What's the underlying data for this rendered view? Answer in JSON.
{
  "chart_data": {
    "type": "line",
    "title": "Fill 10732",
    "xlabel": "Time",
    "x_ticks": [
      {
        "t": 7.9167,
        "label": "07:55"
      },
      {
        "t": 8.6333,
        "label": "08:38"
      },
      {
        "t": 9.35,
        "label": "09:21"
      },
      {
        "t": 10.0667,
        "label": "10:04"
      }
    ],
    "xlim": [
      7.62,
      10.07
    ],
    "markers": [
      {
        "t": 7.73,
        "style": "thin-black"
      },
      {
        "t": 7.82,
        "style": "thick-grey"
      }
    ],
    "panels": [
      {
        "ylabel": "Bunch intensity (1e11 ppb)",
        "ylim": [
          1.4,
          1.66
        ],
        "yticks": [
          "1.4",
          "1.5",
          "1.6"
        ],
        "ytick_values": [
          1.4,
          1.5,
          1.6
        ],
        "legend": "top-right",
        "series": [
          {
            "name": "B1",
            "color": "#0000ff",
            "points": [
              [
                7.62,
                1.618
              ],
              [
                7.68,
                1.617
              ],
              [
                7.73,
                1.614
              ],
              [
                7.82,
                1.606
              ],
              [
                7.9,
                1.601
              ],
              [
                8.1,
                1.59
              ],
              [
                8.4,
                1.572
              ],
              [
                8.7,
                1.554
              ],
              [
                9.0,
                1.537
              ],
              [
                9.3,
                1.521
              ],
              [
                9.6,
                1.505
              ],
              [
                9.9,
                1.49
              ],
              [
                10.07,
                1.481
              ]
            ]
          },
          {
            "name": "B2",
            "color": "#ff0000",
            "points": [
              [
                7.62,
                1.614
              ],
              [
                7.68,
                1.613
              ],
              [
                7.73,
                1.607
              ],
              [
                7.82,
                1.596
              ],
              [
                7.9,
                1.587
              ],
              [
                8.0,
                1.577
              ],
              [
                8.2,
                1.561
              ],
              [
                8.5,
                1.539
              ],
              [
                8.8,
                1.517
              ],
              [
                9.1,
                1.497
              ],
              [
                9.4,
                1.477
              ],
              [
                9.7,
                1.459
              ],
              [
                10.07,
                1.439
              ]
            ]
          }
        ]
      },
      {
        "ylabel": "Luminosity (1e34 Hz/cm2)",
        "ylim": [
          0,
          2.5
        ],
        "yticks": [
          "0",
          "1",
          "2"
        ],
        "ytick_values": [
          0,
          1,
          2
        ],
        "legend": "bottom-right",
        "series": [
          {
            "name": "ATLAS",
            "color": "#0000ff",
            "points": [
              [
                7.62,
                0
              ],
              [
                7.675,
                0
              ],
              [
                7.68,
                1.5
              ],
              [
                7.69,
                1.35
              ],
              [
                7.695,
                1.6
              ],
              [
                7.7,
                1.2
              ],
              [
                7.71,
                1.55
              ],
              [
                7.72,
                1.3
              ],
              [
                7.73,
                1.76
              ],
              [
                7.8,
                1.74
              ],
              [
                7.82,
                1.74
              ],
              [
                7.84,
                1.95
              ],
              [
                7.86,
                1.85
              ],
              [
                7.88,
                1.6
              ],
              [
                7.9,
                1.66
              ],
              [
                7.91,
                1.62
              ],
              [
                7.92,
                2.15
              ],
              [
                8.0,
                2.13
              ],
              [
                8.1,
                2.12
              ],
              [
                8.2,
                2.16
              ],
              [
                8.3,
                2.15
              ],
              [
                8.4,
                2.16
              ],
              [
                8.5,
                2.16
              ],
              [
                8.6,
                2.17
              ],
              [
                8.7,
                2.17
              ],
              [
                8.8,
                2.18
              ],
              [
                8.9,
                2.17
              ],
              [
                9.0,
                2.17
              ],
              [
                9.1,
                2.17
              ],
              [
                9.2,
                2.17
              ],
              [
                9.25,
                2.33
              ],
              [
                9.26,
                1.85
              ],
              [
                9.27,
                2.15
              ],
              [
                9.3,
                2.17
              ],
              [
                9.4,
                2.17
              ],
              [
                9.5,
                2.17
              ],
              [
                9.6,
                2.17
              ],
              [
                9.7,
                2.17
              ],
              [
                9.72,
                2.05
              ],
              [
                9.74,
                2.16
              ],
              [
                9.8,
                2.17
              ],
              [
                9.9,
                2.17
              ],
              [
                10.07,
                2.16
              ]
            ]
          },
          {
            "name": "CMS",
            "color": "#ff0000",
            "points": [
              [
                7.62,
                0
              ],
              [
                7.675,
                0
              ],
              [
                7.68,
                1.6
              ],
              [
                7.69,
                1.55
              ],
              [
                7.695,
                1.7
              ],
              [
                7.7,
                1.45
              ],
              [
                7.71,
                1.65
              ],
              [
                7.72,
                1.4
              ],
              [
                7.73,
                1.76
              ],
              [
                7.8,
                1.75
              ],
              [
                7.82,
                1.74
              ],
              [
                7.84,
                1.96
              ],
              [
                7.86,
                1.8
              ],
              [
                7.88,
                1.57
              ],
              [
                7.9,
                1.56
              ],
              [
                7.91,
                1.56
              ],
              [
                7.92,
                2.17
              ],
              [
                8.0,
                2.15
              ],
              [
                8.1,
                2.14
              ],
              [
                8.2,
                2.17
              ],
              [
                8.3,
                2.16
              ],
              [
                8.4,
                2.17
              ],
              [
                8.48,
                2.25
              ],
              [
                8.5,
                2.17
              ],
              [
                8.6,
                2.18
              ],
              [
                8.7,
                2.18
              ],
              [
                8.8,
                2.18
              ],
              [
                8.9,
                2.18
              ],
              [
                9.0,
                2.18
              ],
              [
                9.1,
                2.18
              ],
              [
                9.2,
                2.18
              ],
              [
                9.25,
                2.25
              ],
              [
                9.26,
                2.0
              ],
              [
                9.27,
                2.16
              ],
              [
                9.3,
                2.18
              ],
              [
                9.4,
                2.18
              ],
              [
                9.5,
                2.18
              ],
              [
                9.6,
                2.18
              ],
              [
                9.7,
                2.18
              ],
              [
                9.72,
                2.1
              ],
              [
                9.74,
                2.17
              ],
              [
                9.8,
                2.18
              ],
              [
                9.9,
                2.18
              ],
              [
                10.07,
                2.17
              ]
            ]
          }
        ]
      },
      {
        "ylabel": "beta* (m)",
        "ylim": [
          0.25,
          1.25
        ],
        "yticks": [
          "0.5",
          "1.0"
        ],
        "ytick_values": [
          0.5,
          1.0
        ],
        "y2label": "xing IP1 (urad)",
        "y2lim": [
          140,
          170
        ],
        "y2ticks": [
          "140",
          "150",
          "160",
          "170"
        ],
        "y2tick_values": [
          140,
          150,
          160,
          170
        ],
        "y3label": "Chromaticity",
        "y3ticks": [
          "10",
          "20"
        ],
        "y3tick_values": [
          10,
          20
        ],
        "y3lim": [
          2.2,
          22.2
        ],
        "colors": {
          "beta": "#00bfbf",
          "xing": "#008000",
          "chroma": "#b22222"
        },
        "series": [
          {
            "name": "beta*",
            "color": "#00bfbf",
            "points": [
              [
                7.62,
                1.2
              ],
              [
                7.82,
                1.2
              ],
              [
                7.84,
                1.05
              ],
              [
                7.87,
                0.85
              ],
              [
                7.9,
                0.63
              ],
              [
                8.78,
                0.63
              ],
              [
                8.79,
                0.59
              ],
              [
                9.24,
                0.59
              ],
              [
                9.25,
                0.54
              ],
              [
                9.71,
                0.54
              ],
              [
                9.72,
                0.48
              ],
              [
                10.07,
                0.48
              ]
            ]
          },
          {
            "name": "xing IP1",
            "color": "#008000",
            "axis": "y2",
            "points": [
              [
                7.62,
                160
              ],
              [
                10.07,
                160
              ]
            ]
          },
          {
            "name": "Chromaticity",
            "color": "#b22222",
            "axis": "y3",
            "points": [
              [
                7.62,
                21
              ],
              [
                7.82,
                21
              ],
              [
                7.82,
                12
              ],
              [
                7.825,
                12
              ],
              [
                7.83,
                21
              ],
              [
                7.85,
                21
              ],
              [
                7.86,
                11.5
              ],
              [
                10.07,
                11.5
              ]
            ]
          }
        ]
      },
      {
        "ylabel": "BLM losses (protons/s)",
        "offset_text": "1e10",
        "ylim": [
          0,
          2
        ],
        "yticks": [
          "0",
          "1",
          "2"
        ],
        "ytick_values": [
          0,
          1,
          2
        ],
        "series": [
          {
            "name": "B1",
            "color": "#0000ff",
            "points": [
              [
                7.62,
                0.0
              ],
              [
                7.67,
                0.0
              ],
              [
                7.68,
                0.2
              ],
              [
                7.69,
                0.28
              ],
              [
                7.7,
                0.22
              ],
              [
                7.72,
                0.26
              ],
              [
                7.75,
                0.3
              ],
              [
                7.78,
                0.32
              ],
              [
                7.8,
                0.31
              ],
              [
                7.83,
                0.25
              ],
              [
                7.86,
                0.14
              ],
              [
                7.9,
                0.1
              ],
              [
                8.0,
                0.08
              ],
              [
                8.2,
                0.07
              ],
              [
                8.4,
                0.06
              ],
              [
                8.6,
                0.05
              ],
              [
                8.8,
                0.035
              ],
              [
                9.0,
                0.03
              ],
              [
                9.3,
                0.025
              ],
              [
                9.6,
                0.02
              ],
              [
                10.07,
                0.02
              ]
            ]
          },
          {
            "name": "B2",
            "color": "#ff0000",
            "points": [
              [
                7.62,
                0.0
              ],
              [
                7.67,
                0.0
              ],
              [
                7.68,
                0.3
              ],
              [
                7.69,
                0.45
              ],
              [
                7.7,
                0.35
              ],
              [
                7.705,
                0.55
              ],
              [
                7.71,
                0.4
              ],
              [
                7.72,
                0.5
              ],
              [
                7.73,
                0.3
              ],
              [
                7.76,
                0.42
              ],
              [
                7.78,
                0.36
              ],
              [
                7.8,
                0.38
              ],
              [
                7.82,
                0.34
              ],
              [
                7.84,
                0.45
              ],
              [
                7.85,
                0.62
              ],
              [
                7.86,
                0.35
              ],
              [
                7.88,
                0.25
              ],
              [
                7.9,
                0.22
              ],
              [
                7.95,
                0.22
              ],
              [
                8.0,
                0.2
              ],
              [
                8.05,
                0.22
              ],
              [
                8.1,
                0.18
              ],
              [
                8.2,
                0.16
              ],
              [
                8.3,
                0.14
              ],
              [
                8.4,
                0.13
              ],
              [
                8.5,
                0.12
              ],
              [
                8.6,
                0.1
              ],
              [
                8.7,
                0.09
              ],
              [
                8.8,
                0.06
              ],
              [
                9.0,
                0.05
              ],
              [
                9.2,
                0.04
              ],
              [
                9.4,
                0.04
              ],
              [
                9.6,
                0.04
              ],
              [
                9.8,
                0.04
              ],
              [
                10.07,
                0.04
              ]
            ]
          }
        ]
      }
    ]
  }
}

§

Work to do: Return each line of the listing that holds the string "legend".

Result of this task:
        "legend": "top-right",
        "legend": "bottom-right",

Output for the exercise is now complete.